* Exercise objective: Turn each entry's lines into a numbered list, skipping blank lines and omitting the pictures.

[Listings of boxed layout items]
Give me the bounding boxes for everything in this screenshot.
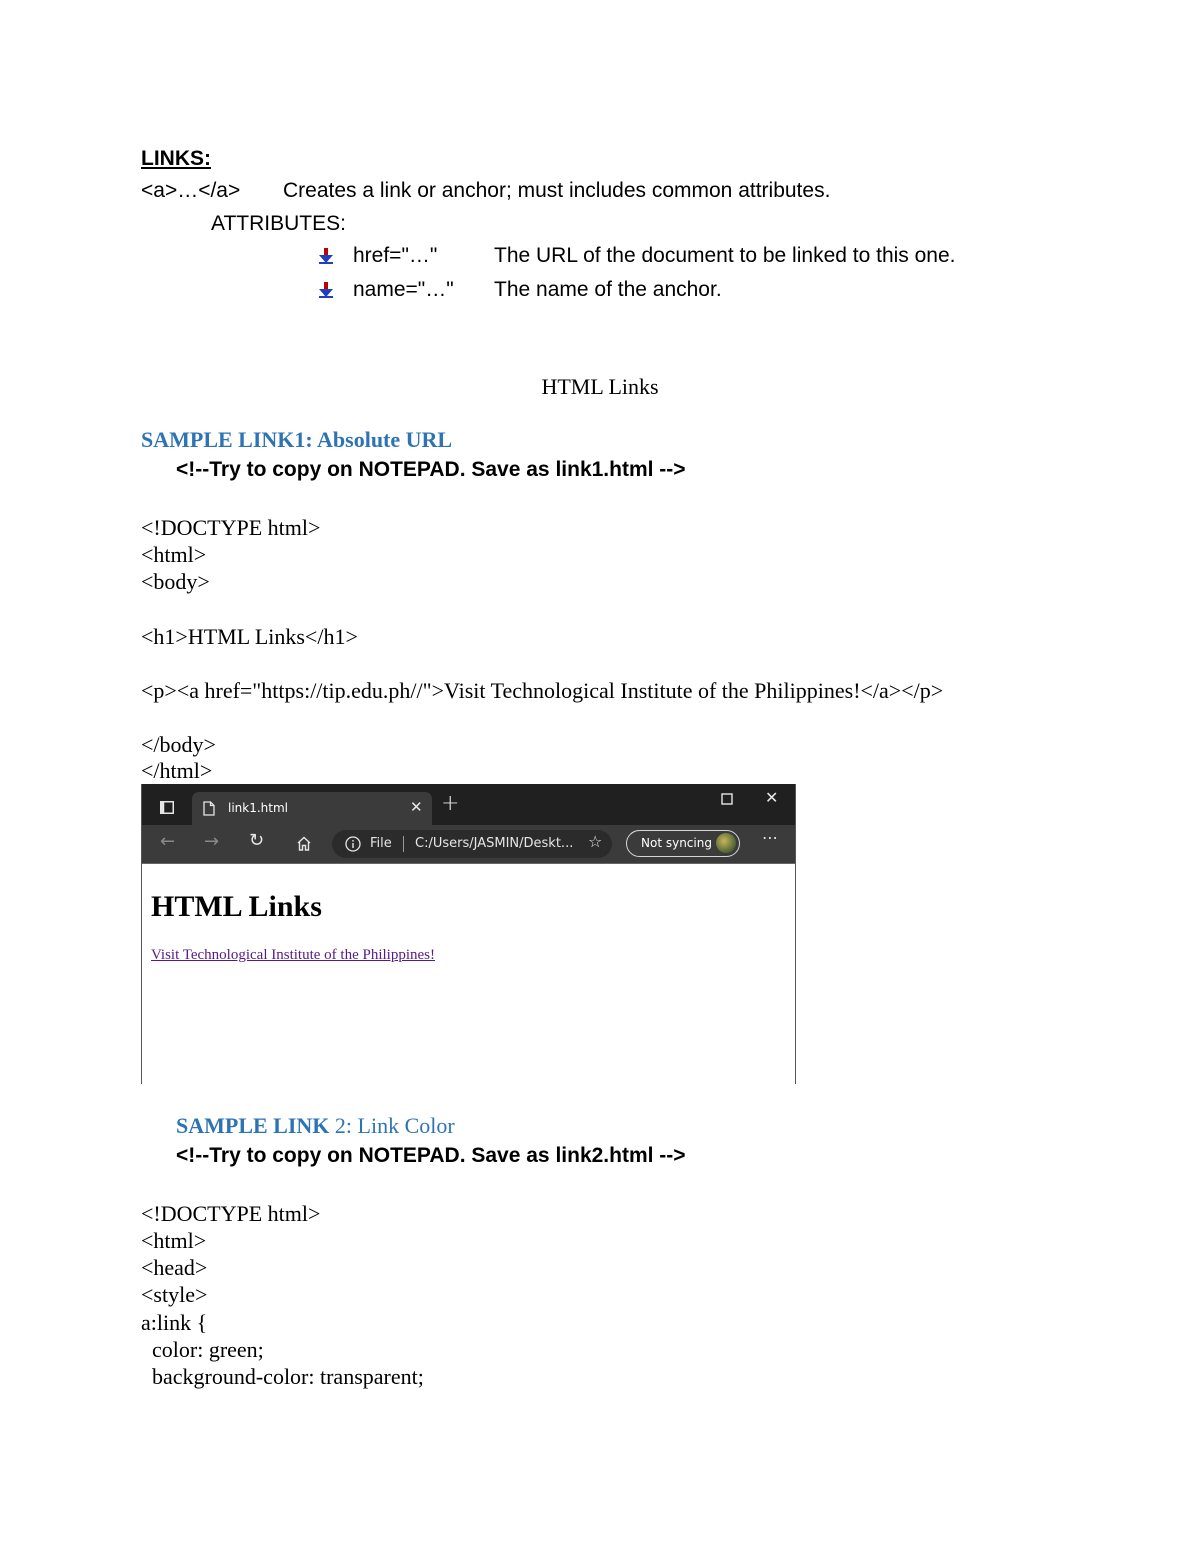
sample2-code-line: <style> (141, 1282, 208, 1307)
anchor-tag-description: Creates a link or anchor; must includes common attributes. (283, 179, 831, 202)
browser-screenshot (141, 784, 796, 1084)
more-options-icon[interactable]: ⋯ (762, 828, 778, 847)
address-path: C:/Users/JASMIN/Deskt... (415, 836, 574, 851)
attribute-name-name: name="…" (353, 278, 454, 301)
tab-title: link1.html (228, 801, 289, 815)
home-icon[interactable] (296, 836, 312, 851)
address-divider (403, 836, 404, 852)
browser-viewport (142, 864, 795, 1084)
file-icon (203, 801, 215, 816)
refresh-icon[interactable]: ↻ (249, 830, 265, 851)
attribute-description-href: The URL of the document to be linked to this one. (494, 244, 956, 267)
sample2-code-line: a:link { (141, 1310, 208, 1335)
sample1-instruction: <!--Try to copy on NOTEPAD. Save as link1.html --> (176, 458, 686, 481)
sample1-title: SAMPLE LINK1: Absolute URL (141, 427, 453, 452)
sample2-title-rest: 2: Link Color (329, 1113, 455, 1138)
sample1-code-line: </body> (141, 732, 216, 757)
sample1-code-line: <p><a href="https://tip.edu.ph//">Visit Technological Institute of the Philippines!</a></p> (141, 678, 944, 703)
sample1-code-line: <html> (141, 542, 207, 567)
sample1-code-line: <!DOCTYPE html> (141, 515, 321, 540)
sample2-title (176, 1115, 455, 1137)
rendered-link[interactable]: Visit Technological Institute of the Philippines! (151, 947, 435, 963)
sample2-code-line: <head> (141, 1255, 208, 1280)
sample2-instruction: <!--Try to copy on NOTEPAD. Save as link2.html --> (176, 1144, 686, 1167)
arrow-bullet-icon (319, 282, 333, 298)
avatar (716, 833, 736, 853)
sample1-code-line: </html> (141, 758, 213, 783)
sample1-code-line: <body> (141, 569, 210, 594)
address-bar[interactable] (332, 830, 612, 858)
browser-titlebar (142, 784, 795, 825)
forward-icon[interactable]: → (204, 831, 220, 852)
browser-tab[interactable] (192, 792, 432, 825)
back-icon[interactable]: ← (160, 831, 176, 852)
sample2-code-line: <!DOCTYPE html> (141, 1201, 321, 1226)
page-title: HTML Links (541, 374, 659, 399)
attributes-heading: ATTRIBUTES: (211, 212, 346, 235)
new-tab-icon[interactable]: + (441, 791, 460, 816)
rendered-heading: HTML Links (151, 890, 322, 923)
sync-label: Not syncing (641, 836, 712, 850)
browser-toolbar (142, 825, 795, 864)
sample2-code-line: <html> (141, 1228, 207, 1253)
maximize-icon[interactable] (721, 793, 733, 805)
sample2-code-line: color: green; (141, 1337, 264, 1362)
arrow-bullet-icon (319, 248, 333, 264)
attribute-name-href: href="…" (353, 244, 438, 267)
sample2-title-bold: SAMPLE LINK (176, 1113, 330, 1138)
links-heading: LINKS: (141, 147, 211, 170)
close-tab-icon[interactable]: ✕ (410, 798, 423, 816)
close-window-icon[interactable]: ✕ (765, 788, 779, 807)
info-icon[interactable] (345, 836, 361, 852)
tab-actions-icon[interactable] (160, 801, 174, 814)
sample1-code-line: <h1>HTML Links</h1> (141, 624, 358, 649)
favorites-icon[interactable]: ☆ (588, 832, 603, 851)
anchor-tag: <a>…</a> (141, 179, 241, 202)
attribute-description-name: The name of the anchor. (494, 278, 722, 301)
sync-status-button[interactable] (626, 830, 740, 857)
sample2-code-line: background-color: transparent; (141, 1364, 424, 1389)
address-scheme: File (370, 836, 392, 851)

* The output:
1. Give me the bounding boxes for everything in this screenshot.
2. sample2-code-line: <style> (141, 1282, 208, 1307)
3. anchor-tag-description: Creates a link or anchor; must includes common attributes. (283, 179, 831, 202)
4. browser-screenshot (141, 784, 796, 1084)
5. more-options-icon[interactable]: ⋯ (762, 828, 778, 847)
6. address-path: C:/Users/JASMIN/Deskt... (415, 836, 574, 851)
7. attribute-name-name: name="…" (353, 278, 454, 301)
8. tab-title: link1.html (228, 801, 289, 815)
9. home-icon[interactable] (296, 836, 312, 851)
10. address-divider (403, 836, 404, 852)
11. browser-viewport (142, 864, 795, 1084)
12. file-icon (203, 801, 215, 816)
13. refresh-icon[interactable]: ↻ (249, 830, 265, 851)
14. attribute-description-href: The URL of the document to be linked to this one. (494, 244, 956, 267)
15. sample2-code-line: a:link { (141, 1310, 208, 1335)
16. sample1-instruction: <!--Try to copy on NOTEPAD. Save as link1.html --> (176, 458, 686, 481)
17. sample1-title: SAMPLE LINK1: Absolute URL (141, 427, 453, 452)
18. sample2-title-rest: 2: Link Color (329, 1113, 455, 1138)
19. sample1-code-line: </body> (141, 732, 216, 757)
20. sample1-code-line: <p><a href="https://tip.edu.ph//">Visit Technological Institute of the Philippines!</a></p> (141, 678, 944, 703)
21. sample1-code-line: <html> (141, 542, 207, 567)
22. sample1-code-line: <!DOCTYPE html> (141, 515, 321, 540)
23. sample2-title (176, 1115, 455, 1137)
24. rendered-link[interactable]: Visit Technological Institute of the Philippines! (151, 947, 435, 963)
25. sample2-code-line: <head> (141, 1255, 208, 1280)
26. sample2-instruction: <!--Try to copy on NOTEPAD. Save as link2.html --> (176, 1144, 686, 1167)
27. arrow-bullet-icon (319, 282, 333, 298)
28. avatar (716, 833, 736, 853)
29. sample1-code-line: </html> (141, 758, 213, 783)
30. sample1-code-line: <body> (141, 569, 210, 594)
31. address-bar[interactable] (332, 830, 612, 858)
32. browser-titlebar (142, 784, 795, 825)
33. forward-icon[interactable]: → (204, 831, 220, 852)
34. browser-tab[interactable] (192, 792, 432, 825)
35. back-icon[interactable]: ← (160, 831, 176, 852)
36. sample2-code-line: <!DOCTYPE html> (141, 1201, 321, 1226)
37. page-title: HTML Links (541, 374, 659, 399)
38. attributes-heading: ATTRIBUTES: (211, 212, 346, 235)
39. new-tab-icon[interactable]: + (441, 791, 460, 816)
40. rendered-heading: HTML Links (151, 890, 322, 923)
41. sync-label: Not syncing (641, 836, 712, 850)
42. browser-toolbar (142, 825, 795, 864)
43. sample2-code-line: <html> (141, 1228, 207, 1253)
44. maximize-icon[interactable] (721, 793, 733, 805)
45. sample2-code-line: color: green; (141, 1337, 264, 1362)
46. arrow-bullet-icon (319, 248, 333, 264)
47. attribute-name-href: href="…" (353, 244, 438, 267)
48. sample2-title-bold: SAMPLE LINK (176, 1113, 330, 1138)
49. links-heading: LINKS: (141, 147, 211, 170)
50. close-tab-icon[interactable]: ✕ (410, 798, 423, 816)
51. close-window-icon[interactable]: ✕ (765, 788, 779, 807)
52. info-icon[interactable] (345, 836, 361, 852)
53. tab-actions-icon[interactable] (160, 801, 174, 814)
54. sample1-code-line: <h1>HTML Links</h1> (141, 624, 358, 649)
55. favorites-icon[interactable]: ☆ (588, 832, 603, 851)
56. anchor-tag: <a>…</a> (141, 179, 241, 202)
57. attribute-description-name: The name of the anchor. (494, 278, 722, 301)
58. sync-status-button[interactable] (626, 830, 740, 857)
59. sample2-code-line: background-color: transparent; (141, 1364, 424, 1389)
60. address-scheme: File (370, 836, 392, 851)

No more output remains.